Using the data below, copy each line that includes the word "sieht".

## START

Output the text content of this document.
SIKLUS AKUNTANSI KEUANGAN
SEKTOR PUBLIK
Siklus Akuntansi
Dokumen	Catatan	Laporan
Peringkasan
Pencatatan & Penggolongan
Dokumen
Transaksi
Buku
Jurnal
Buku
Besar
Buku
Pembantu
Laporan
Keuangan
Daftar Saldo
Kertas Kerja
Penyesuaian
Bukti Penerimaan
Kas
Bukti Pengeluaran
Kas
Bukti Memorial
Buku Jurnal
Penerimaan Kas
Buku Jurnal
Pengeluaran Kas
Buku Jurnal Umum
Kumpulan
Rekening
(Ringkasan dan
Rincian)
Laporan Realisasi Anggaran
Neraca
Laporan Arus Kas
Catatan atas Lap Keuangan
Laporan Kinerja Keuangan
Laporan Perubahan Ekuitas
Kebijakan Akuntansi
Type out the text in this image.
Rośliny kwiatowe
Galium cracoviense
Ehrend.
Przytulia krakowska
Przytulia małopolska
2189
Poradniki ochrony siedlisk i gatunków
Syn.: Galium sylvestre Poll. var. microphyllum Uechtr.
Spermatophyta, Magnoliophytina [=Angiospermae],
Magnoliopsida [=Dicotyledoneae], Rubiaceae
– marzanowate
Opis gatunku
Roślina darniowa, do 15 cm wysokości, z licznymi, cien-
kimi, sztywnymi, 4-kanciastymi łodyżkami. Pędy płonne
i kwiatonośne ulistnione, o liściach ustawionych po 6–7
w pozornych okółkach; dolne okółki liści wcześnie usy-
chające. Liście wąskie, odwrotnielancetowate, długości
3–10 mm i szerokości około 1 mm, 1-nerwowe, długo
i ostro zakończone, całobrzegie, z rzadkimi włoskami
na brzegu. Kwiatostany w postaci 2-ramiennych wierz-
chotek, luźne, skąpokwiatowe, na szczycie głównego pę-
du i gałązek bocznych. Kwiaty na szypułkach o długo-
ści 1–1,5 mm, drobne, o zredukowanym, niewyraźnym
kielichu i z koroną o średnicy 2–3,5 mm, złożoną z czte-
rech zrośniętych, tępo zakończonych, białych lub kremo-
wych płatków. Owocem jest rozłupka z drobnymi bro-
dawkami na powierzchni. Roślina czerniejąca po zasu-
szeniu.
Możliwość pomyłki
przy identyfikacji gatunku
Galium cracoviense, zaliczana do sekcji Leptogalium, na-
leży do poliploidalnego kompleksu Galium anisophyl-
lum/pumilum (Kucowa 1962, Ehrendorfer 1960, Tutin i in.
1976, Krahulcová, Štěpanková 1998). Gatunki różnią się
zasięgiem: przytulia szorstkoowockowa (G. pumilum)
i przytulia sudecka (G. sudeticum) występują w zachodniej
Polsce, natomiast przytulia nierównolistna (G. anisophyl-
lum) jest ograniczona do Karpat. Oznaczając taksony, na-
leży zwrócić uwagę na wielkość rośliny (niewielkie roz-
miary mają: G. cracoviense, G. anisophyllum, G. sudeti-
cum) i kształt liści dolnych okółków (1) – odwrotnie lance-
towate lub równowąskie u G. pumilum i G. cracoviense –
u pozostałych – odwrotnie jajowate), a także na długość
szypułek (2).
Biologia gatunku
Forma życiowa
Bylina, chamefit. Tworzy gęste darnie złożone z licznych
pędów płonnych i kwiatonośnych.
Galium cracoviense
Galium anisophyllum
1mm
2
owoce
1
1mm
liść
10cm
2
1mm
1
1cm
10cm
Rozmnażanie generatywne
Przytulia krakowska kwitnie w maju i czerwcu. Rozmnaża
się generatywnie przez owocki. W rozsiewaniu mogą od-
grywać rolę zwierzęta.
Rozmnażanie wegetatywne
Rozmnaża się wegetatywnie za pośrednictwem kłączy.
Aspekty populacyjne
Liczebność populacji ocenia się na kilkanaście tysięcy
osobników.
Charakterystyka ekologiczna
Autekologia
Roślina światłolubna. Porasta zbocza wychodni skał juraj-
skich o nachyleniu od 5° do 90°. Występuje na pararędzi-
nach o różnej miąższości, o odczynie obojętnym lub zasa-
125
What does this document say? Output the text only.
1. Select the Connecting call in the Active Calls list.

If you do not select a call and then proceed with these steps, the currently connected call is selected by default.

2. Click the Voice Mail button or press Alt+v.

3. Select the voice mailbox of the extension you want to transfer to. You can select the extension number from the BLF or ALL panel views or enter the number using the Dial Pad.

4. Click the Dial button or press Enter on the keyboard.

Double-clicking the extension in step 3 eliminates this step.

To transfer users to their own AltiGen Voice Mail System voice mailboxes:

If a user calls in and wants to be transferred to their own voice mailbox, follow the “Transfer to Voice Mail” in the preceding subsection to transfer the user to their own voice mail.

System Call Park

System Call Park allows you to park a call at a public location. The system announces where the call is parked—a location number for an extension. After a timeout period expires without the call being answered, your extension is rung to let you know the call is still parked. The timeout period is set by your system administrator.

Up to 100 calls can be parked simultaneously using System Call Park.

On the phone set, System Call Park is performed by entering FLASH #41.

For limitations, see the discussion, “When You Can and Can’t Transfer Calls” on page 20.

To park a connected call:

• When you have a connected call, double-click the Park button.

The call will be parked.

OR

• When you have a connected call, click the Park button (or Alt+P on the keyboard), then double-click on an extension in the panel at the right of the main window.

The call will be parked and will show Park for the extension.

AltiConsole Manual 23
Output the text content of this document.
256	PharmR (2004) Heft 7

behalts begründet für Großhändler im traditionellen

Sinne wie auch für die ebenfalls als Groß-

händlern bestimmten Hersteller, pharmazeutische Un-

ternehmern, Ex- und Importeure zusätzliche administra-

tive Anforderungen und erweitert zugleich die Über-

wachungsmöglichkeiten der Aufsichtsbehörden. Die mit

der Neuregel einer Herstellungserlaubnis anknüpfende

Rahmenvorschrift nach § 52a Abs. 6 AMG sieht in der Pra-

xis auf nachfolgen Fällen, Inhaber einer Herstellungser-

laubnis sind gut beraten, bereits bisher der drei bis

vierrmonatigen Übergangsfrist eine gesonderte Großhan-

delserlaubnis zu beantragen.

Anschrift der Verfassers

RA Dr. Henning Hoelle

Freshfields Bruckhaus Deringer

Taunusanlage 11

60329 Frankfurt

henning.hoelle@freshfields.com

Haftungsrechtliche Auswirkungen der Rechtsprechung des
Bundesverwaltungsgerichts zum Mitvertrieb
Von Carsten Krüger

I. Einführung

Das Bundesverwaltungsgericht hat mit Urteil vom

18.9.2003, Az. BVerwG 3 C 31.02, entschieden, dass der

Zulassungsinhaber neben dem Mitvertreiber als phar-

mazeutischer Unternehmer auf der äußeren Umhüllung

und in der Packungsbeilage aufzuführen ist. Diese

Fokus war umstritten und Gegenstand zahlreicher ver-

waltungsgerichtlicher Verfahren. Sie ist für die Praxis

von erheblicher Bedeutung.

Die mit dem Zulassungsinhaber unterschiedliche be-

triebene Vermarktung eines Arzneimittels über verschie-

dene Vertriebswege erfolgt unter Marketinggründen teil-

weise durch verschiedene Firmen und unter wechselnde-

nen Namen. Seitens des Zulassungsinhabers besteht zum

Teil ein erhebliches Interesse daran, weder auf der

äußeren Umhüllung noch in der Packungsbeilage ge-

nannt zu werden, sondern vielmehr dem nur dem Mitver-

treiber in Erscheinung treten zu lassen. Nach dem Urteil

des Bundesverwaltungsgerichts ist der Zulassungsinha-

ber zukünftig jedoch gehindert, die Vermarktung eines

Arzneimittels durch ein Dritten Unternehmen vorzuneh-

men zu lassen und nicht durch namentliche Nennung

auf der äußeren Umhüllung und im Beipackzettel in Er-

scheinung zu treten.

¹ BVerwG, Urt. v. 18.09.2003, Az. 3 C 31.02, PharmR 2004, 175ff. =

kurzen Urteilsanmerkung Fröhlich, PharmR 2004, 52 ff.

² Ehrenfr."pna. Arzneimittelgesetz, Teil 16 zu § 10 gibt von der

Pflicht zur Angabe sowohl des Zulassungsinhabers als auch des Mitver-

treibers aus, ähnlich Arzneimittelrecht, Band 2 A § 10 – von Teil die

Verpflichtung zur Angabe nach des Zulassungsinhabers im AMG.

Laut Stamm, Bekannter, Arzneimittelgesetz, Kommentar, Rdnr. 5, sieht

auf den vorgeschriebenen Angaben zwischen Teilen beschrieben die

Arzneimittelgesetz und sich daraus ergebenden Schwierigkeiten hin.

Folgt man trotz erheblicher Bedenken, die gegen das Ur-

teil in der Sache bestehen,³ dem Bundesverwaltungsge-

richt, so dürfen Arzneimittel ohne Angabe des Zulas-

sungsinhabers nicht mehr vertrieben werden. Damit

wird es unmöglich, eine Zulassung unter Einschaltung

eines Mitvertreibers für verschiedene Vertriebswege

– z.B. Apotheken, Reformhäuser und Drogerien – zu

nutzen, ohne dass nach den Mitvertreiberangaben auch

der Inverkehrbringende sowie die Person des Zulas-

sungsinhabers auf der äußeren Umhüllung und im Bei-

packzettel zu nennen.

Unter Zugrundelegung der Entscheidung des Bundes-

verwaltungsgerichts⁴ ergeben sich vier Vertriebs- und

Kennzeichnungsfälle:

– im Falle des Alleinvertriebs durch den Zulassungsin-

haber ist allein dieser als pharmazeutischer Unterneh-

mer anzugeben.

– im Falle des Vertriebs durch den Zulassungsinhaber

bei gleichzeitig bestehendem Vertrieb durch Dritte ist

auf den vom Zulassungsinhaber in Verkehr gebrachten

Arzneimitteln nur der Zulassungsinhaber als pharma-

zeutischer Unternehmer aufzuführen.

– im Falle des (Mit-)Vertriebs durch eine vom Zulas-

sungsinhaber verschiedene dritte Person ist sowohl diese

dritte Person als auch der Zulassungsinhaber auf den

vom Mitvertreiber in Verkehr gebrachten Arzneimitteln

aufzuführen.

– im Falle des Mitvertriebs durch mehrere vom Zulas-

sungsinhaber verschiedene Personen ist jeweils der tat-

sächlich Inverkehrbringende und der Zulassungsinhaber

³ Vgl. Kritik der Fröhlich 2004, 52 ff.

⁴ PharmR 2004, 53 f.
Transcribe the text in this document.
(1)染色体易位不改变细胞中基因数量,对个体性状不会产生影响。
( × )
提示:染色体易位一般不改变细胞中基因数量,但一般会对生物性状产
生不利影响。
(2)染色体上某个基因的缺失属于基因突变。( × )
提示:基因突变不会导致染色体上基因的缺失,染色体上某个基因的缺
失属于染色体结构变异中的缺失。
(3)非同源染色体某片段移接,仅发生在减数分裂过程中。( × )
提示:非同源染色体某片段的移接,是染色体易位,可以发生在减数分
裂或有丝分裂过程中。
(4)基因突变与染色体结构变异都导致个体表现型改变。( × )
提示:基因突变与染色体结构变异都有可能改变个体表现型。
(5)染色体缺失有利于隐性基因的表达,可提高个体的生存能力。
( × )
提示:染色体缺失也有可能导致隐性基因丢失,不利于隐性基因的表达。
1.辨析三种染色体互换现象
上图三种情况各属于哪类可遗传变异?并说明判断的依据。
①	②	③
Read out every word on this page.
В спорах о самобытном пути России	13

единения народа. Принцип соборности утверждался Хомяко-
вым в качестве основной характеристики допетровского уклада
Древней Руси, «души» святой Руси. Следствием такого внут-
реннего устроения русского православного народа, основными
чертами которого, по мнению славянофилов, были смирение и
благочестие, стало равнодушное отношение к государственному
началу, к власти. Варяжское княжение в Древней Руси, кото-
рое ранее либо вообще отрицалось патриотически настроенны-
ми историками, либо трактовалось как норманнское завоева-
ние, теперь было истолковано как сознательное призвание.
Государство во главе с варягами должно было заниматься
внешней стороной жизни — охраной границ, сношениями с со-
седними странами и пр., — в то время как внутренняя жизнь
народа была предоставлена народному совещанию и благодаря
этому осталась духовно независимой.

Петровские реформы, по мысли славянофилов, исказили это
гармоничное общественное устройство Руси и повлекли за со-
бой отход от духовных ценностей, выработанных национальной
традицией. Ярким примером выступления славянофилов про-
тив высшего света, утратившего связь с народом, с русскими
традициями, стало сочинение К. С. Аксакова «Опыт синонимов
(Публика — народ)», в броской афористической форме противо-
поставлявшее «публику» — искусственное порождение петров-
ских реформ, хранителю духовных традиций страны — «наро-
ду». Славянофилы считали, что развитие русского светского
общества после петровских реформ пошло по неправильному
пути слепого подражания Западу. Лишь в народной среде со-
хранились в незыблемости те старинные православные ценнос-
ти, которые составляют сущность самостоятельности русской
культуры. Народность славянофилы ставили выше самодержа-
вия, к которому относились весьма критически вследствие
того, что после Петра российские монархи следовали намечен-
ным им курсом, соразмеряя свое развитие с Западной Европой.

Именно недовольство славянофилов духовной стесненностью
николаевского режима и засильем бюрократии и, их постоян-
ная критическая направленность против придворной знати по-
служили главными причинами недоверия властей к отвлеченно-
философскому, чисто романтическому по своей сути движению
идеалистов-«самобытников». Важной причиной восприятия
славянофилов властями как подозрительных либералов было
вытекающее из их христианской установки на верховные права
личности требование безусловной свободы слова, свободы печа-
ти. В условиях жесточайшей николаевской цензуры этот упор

## END

# REPLY:
Rahmenvorschrift nach § 52a Abs. 6 AMG sieht in der Pra-
Laut Stamm, Bekannter, Arzneimittelgesetz, Kommentar, Rdnr. 5, sieht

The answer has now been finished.